### [REQUIREMENT]
Write out each line from the data below that includes the word "strategic".

Data records
##########

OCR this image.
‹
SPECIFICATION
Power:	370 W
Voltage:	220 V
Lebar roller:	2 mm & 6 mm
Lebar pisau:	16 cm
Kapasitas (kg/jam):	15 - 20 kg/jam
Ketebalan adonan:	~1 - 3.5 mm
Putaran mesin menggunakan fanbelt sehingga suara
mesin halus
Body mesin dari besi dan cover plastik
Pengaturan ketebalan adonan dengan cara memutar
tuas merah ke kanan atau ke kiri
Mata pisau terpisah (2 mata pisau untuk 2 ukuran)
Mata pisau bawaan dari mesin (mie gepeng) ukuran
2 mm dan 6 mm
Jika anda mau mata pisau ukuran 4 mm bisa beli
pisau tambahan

##########

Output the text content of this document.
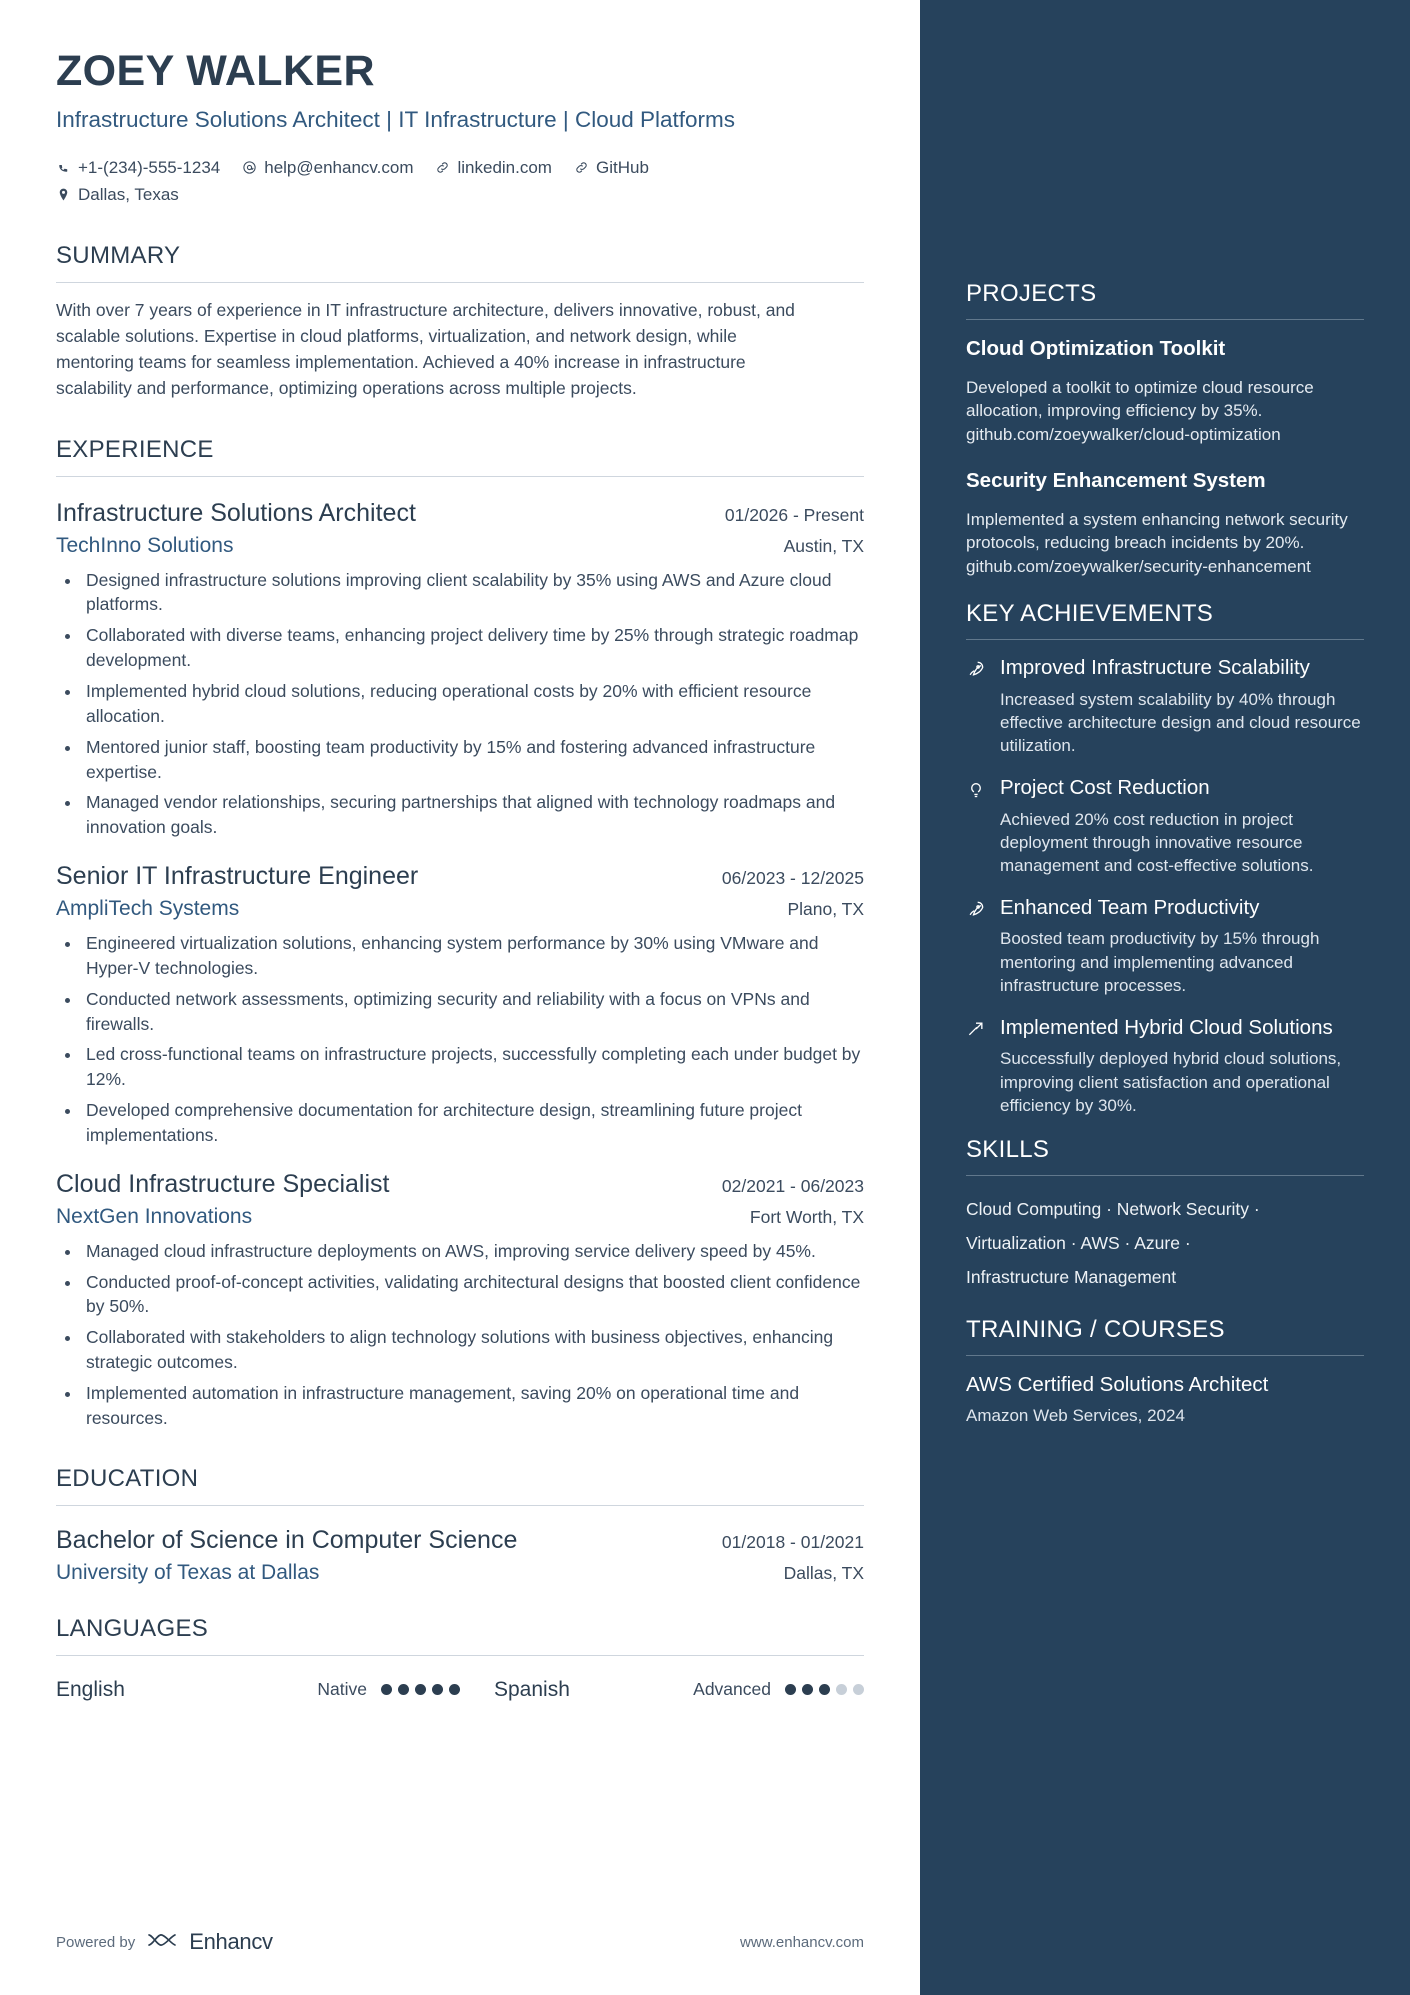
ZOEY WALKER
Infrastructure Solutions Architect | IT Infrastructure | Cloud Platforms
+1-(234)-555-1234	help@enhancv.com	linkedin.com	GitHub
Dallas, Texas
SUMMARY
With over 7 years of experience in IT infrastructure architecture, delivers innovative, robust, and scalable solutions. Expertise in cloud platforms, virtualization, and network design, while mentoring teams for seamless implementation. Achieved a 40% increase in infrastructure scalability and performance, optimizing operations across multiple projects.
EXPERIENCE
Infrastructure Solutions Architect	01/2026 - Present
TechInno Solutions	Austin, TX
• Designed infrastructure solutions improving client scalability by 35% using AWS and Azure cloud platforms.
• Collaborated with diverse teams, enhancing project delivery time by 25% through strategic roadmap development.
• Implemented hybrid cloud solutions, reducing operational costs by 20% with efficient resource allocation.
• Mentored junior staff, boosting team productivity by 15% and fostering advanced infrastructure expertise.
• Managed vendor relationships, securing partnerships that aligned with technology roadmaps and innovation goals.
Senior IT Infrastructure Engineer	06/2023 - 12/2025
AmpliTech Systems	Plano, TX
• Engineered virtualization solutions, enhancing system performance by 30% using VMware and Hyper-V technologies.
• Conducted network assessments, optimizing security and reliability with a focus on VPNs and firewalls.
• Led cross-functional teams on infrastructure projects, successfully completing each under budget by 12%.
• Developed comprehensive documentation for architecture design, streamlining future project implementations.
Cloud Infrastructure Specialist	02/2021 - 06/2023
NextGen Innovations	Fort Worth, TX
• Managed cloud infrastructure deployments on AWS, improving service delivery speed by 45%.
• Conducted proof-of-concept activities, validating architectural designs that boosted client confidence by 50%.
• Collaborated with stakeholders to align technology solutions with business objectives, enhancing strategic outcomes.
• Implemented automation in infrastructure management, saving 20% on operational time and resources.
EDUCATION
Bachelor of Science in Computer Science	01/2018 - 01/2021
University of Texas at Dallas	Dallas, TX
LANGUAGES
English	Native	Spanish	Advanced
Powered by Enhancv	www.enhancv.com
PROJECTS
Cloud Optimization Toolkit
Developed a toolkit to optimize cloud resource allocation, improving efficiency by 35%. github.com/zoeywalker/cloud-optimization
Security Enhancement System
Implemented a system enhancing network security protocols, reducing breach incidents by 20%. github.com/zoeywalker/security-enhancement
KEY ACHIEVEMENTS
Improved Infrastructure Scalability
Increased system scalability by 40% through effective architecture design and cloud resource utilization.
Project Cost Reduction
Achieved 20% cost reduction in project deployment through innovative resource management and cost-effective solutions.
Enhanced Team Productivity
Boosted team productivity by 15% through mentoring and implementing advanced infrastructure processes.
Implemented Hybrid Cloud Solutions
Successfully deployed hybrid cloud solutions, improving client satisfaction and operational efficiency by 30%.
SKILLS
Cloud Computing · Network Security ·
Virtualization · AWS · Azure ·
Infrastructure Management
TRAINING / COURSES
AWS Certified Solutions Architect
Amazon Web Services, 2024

##########

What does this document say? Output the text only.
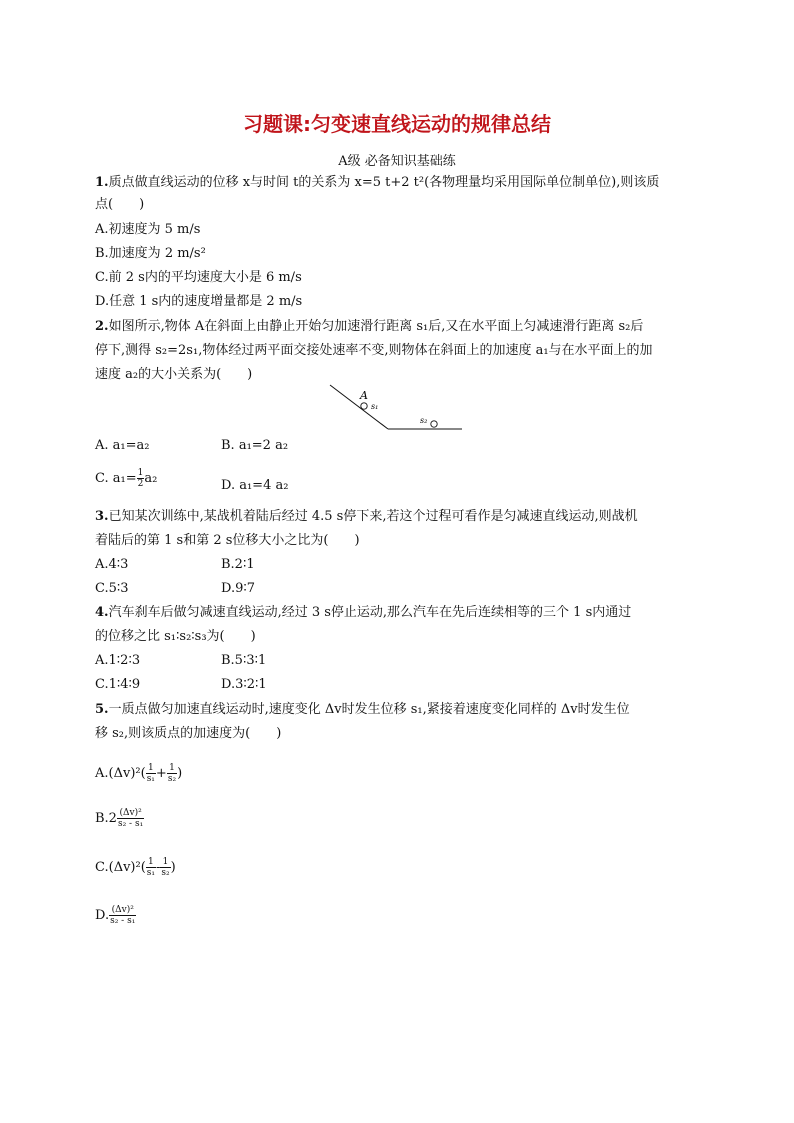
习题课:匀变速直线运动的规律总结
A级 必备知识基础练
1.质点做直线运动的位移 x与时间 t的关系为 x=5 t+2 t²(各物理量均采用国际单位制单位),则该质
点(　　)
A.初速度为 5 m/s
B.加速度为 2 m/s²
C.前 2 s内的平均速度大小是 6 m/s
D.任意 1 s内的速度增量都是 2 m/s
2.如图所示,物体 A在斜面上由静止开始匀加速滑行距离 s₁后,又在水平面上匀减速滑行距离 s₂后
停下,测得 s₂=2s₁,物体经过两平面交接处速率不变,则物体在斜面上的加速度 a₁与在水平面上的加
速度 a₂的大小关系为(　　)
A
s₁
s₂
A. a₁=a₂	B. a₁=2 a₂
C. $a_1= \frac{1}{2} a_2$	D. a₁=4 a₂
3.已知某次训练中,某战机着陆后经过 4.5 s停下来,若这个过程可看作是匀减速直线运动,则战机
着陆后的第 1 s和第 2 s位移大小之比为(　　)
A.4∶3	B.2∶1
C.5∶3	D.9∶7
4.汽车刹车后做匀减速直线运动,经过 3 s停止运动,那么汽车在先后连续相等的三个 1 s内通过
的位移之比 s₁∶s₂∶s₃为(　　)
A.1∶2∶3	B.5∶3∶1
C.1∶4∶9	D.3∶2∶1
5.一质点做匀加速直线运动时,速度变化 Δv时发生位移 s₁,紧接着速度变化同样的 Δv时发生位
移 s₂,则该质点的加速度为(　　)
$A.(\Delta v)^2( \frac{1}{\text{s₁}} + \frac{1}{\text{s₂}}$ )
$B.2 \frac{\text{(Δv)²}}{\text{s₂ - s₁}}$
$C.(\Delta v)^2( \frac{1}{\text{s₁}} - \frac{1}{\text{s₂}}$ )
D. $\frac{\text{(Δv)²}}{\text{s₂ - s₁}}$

##########

### [FINAL RESULT]
• Collaborated with diverse teams, enhancing project delivery time by 25% through strategic roadmap development.
• Collaborated with stakeholders to align technology solutions with business objectives, enhancing strategic outcomes.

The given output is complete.